Turn each line of the listing below into a string in a JSON list, one string per line, and leave out blank lines and the pictures.

Provided entries:
⟨
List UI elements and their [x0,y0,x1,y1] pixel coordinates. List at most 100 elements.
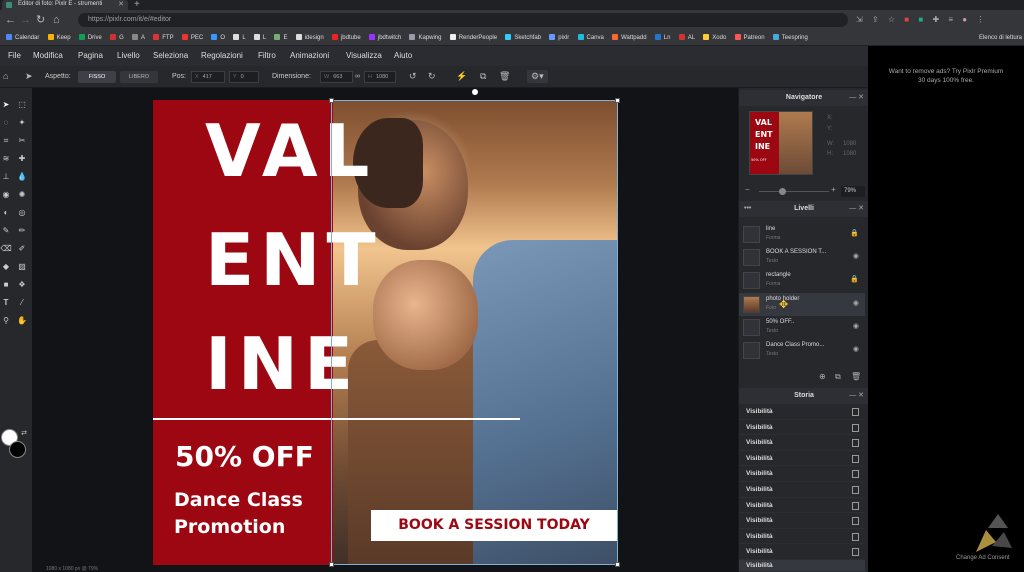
bookmark[interactable]: Xodo [703,30,726,45]
history-item[interactable]: Visibilità [739,544,865,560]
width-input[interactable]: W 663 [320,71,353,83]
history-item[interactable]: Visibilità [739,404,865,420]
shape-tool-icon[interactable]: ■ [0,279,12,291]
duplicate-layer-icon[interactable]: ⧉ [835,372,841,382]
brush-tool-icon[interactable]: ✏ [16,225,28,237]
menu-file[interactable]: File [8,46,21,66]
menu-page[interactable]: Pagina [78,46,103,66]
reading-list[interactable]: Elenco di lettura [979,30,1022,45]
eye-icon[interactable]: ◉ [853,345,859,353]
panel-controls-icon[interactable]: — ✕ [849,388,864,404]
browser-tab[interactable]: Editor di foto: Pixlr E - strumenti ✕ [2,0,128,10]
x-position-input[interactable]: X 417 [191,71,225,83]
eye-icon[interactable]: ◉ [853,252,859,260]
extension-green-icon[interactable]: ■ [918,13,923,27]
bookmark[interactable]: pixlr [549,30,569,45]
star-icon[interactable]: ☆ [888,13,895,27]
history-item[interactable]: Visibilità [739,513,865,529]
bookmark[interactable]: G [110,30,124,45]
crop-tool-icon[interactable]: ⌗ [0,135,12,147]
ad-consent-link[interactable]: Change Ad Consent [956,555,1010,561]
back-icon[interactable]: ← [5,13,16,27]
color-tool-icon[interactable]: ✺ [16,189,28,201]
add-layer-icon[interactable]: ⊕ [819,372,826,381]
history-item[interactable]: Visibilità [739,560,865,572]
history-item[interactable]: Visibilità [739,420,865,436]
zoom-in-icon[interactable]: + [831,185,836,194]
fill-tool-icon[interactable]: ◆ [0,261,12,273]
layer-item-dance[interactable]: Dance Class Promo... Testo ◉ [739,339,865,362]
resize-handle[interactable] [615,98,620,103]
pen-tool-icon[interactable]: ✎ [0,225,12,237]
clone-tool-icon[interactable]: ⊥ [0,171,12,183]
fixed-button[interactable]: FISSO [78,71,116,83]
history-item[interactable]: Visibilità [739,482,865,498]
promo-line-2[interactable]: Promotion [174,514,285,540]
rotate-left-icon[interactable]: ↺ [409,70,417,83]
profile-avatar-icon[interactable]: ● [962,13,967,27]
liquify-tool-icon[interactable]: ≋ [0,153,12,165]
duplicate-icon[interactable]: ⧉ [480,70,486,83]
trash-icon[interactable]: 🗑 [499,70,510,83]
bookmark[interactable]: Ln [654,30,670,45]
wand-tool-icon[interactable]: ✦ [16,117,28,129]
panel-controls-icon[interactable]: — ✕ [849,90,864,106]
new-tab-icon[interactable]: + [134,0,140,10]
blur-tool-icon[interactable]: 💧 [16,171,28,183]
layer-item-book[interactable]: BOOK A SESSION T... Testo ◉ [739,246,865,269]
lock-icon[interactable]: 🔒 [850,229,859,237]
menu-layer[interactable]: Livello [117,46,140,66]
home-icon[interactable]: ⌂ [53,13,60,27]
bookmark[interactable]: L [233,30,246,45]
layer-item-photo-holder[interactable]: photo holder Foto ✥ ◉ [739,293,865,316]
share-icon[interactable]: ⇪ [872,13,879,27]
dodge-tool-icon[interactable]: ◐ [0,207,12,219]
magic-wand-icon[interactable]: ⚡ [456,70,467,83]
bookmark[interactable]: A [132,30,145,45]
y-position-input[interactable]: Y0 [229,71,259,83]
resize-handle[interactable] [615,562,620,567]
home-icon[interactable]: ⌂ [3,70,8,83]
browser-menu-icon[interactable]: ⋮ [976,13,984,27]
history-item[interactable]: Visibilità [739,498,865,514]
lasso-tool-icon[interactable]: ◌ [0,117,12,129]
menu-lines-icon[interactable]: ≡ [948,13,953,27]
panel-controls-icon[interactable]: — ✕ [849,201,864,217]
swap-colors-icon[interactable]: ⇄ [18,428,30,440]
zoom-tool-icon[interactable]: ⚲ [0,315,12,327]
navigator-thumbnail[interactable]: VAL ENT INE 50% OFF [749,111,813,175]
zoom-slider[interactable] [759,191,829,192]
bookmark[interactable]: Wattpadd [612,30,647,45]
background-color-swatch[interactable] [9,441,26,458]
zoom-out-icon[interactable]: − [745,185,750,194]
eye-icon[interactable]: ◉ [853,299,859,307]
promo-line-1[interactable]: Dance Class [174,487,303,513]
bookmark[interactable]: idesign [295,30,324,45]
draw-tool-icon[interactable]: ✐ [16,243,28,255]
rotate-right-icon[interactable]: ↻ [428,70,436,83]
bookmark[interactable]: AL [678,30,695,45]
history-item[interactable]: Visibilità [739,435,865,451]
bookmark[interactable]: Sketchfab [505,30,541,45]
bookmark[interactable]: Patreon [734,30,765,45]
bookmark[interactable]: O [211,30,225,45]
bookmark[interactable]: Drive [78,30,102,45]
menu-adjustments[interactable]: Regolazioni [201,46,243,66]
layer-item-line[interactable]: line Forma 🔒 [739,223,865,246]
menu-select[interactable]: Seleziona [153,46,188,66]
hand-tool-icon[interactable]: ✋ [16,315,28,327]
url-field[interactable]: https://pixlr.com/it/e/#editor [78,13,848,27]
delete-layer-icon[interactable]: 🗑 [851,372,861,381]
layer-item-rectangle[interactable]: rectangle Forma 🔒 [739,269,865,292]
picker-tool-icon[interactable]: ⁄ [16,297,28,309]
history-item[interactable]: Visibilità [739,466,865,482]
bookmark[interactable]: Kapwing [409,30,441,45]
marquee-tool-icon[interactable]: ⬚ [16,99,28,111]
bookmark[interactable]: jbdtube [331,30,361,45]
eraser-tool-icon[interactable]: ⌫ [0,243,12,255]
bookmark[interactable]: Calendar [6,30,39,45]
reload-icon[interactable]: ↻ [36,13,45,27]
text-tool-icon[interactable]: T [0,297,12,309]
discount-text[interactable]: 50% OFF [175,440,314,474]
bookmark[interactable]: Teespring [772,30,808,45]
⟩
Result:
[
  "List UI elements and their [x0,y0,x1,y1] pixel coordinates. List at most 100 elements.",
  "bookmark[interactable]: Xodo [703,30,726,45]",
  "history-item[interactable]: Visibilità [739,544,865,560]",
  "width-input[interactable]: W 663 [320,71,353,83]",
  "history-item[interactable]: Visibilità [739,404,865,420]",
  "shape-tool-icon[interactable]: ■ [0,279,12,291]",
  "duplicate-layer-icon[interactable]: ⧉ [835,372,841,382]",
  "brush-tool-icon[interactable]: ✏ [16,225,28,237]",
  "menu-file[interactable]: File [8,46,21,66]",
  "menu-page[interactable]: Pagina [78,46,103,66]",
  "reading-list[interactable]: Elenco di lettura [979,30,1022,45]",
  "eye-icon[interactable]: ◉ [853,345,859,353]",
  "panel-controls-icon[interactable]: — ✕ [849,388,864,404]",
  "browser-tab[interactable]: Editor di foto: Pixlr E - strumenti ✕ [2,0,128,10]",
  "x-position-input[interactable]: X 417 [191,71,225,83]",
  "eye-icon[interactable]: ◉ [853,252,859,260]",
  "extension-green-icon[interactable]: ■ [918,13,923,27]",
  "bookmark[interactable]: pixlr [549,30,569,45]",
  "star-icon[interactable]: ☆ [888,13,895,27]",
  "history-item[interactable]: Visibilità [739,513,865,529]",
  "bookmark[interactable]: G [110,30,124,45]",
  "crop-tool-icon[interactable]: ⌗ [0,135,12,147]",
  "ad-consent-link[interactable]: Change Ad Consent [956,555,1010,561]",
  "back-icon[interactable]: ← [5,13,16,27]",
  "color-tool-icon[interactable]: ✺ [16,189,28,201]",
  "add-layer-icon[interactable]: ⊕ [819,372,826,381]",
  "history-item[interactable]: Visibilità [739,560,865,572]",
  "history-item[interactable]: Visibilità [739,420,865,436]",
  "zoom-in-icon[interactable]: + [831,185,836,194]",
  "fill-tool-icon[interactable]: ◆ [0,261,12,273]",
  "layer-item-dance[interactable]: Dance Class Promo... Testo ◉ [739,339,865,362]",
  "resize-handle[interactable] [615,98,620,103]",
  "pen-tool-icon[interactable]: ✎ [0,225,12,237]",
  "clone-tool-icon[interactable]: ⊥ [0,171,12,183]",
  "fixed-button[interactable]: FISSO [78,71,116,83]",
  "history-item[interactable]: Visibilità [739,482,865,498]",
  "promo-line-2[interactable]: Promotion [174,514,285,540]",
  "rotate-left-icon[interactable]: ↺ [409,70,417,83]",
  "profile-avatar-icon[interactable]: ● [962,13,967,27]",
  "liquify-tool-icon[interactable]: ≋ [0,153,12,165]",
  "duplicate-icon[interactable]: ⧉ [480,70,486,83]",
  "trash-icon[interactable]: 🗑 [499,70,510,83]",
  "bookmark[interactable]: Ln [654,30,670,45]",
  "wand-tool-icon[interactable]: ✦ [16,117,28,129]",
  "panel-controls-icon[interactable]: — ✕ [849,90,864,106]",
  "new-tab-icon[interactable]: + [134,0,140,10]",
  "blur-tool-icon[interactable]: 💧 [16,171,28,183]",
  "layer-item-book[interactable]: BOOK A SESSION T... Testo ◉ [739,246,865,269]",
  "lock-icon[interactable]: 🔒 [850,229,859,237]",
  "menu-layer[interactable]: Livello [117,46,140,66]",
  "home-icon[interactable]: ⌂ [53,13,60,27]",
  "bookmark[interactable]: L [233,30,246,45]",
  "layer-item-photo-holder[interactable]: photo holder Foto ✥ ◉ [739,293,865,316]",
  "share-icon[interactable]: ⇪ [872,13,879,27]",
  "dodge-tool-icon[interactable]: ◐ [0,207,12,219]",
  "magic-wand-icon[interactable]: ⚡ [456,70,467,83]",
  "bookmark[interactable]: A [132,30,145,45]",
  "y-position-input[interactable]: Y0 [229,71,259,83]",
  "resize-handle[interactable] [615,562,620,567]",
  "home-icon[interactable]: ⌂ [3,70,8,83]",
  "browser-menu-icon[interactable]: ⋮ [976,13,984,27]",
  "history-item[interactable]: Visibilità [739,498,865,514]",
  "lasso-tool-icon[interactable]: ◌ [0,117,12,129]",
  "menu-lines-icon[interactable]: ≡ [948,13,953,27]",
  "panel-controls-icon[interactable]: — ✕ [849,201,864,217]",
  "swap-colors-icon[interactable]: ⇄ [18,428,30,440]",
  "zoom-tool-icon[interactable]: ⚲ [0,315,12,327]",
  "navigator-thumbnail[interactable]: VAL ENT INE 50% OFF [749,111,813,175]",
  "zoom-slider[interactable] [759,191,829,192]",
  "bookmark[interactable]: Wattpadd [612,30,647,45]",
  "background-color-swatch[interactable] [9,441,26,458]",
  "zoom-out-icon[interactable]: − [745,185,750,194]",
  "eye-icon[interactable]: ◉ [853,299,859,307]",
  "promo-line-1[interactable]: Dance Class [174,487,303,513]",
  "bookmark[interactable]: idesign [295,30,324,45]",
  "draw-tool-icon[interactable]: ✐ [16,243,28,255]",
  "rotate-right-icon[interactable]: ↻ [428,70,436,83]",
  "bookmark[interactable]: AL [678,30,695,45]",
  "history-item[interactable]: Visibilità [739,435,865,451]",
  "bookmark[interactable]: Sketchfab [505,30,541,45]",
  "bookmark[interactable]: Patreon [734,30,765,45]",
  "bookmark[interactable]: O [211,30,225,45]",
  "bookmark[interactable]: Drive [78,30,102,45]",
  "menu-adjustments[interactable]: Regolazioni [201,46,243,66]",
  "layer-item-line[interactable]: line Forma 🔒 [739,223,865,246]",
  "menu-select[interactable]: Seleziona [153,46,188,66]",
  "hand-tool-icon[interactable]: ✋ [16,315,28,327]",
  "url-field[interactable]: https://pixlr.com/it/e/#editor [78,13,848,27]",
  "delete-layer-icon[interactable]: 🗑 [851,372,861,381]",
  "layer-item-rectangle[interactable]: rectangle Forma 🔒 [739,269,865,292]",
  "picker-tool-icon[interactable]: ⁄ [16,297,28,309]",
  "history-item[interactable]: Visibilità [739,466,865,482]",
  "bookmark[interactable]: Kapwing [409,30,441,45]",
  "marquee-tool-icon[interactable]: ⬚ [16,99,28,111]",
  "bookmark[interactable]: jbdtube [331,30,361,45]",
  "eraser-tool-icon[interactable]: ⌫ [0,243,12,255]",
  "bookmark[interactable]: Calendar [6,30,39,45]",
  "reload-icon[interactable]: ↻ [36,13,45,27]",
  "text-tool-icon[interactable]: T [0,297,12,309]",
  "discount-text[interactable]: 50% OFF [175,440,314,474]",
  "bookmark[interactable]: Teespring [772,30,808,45]"
]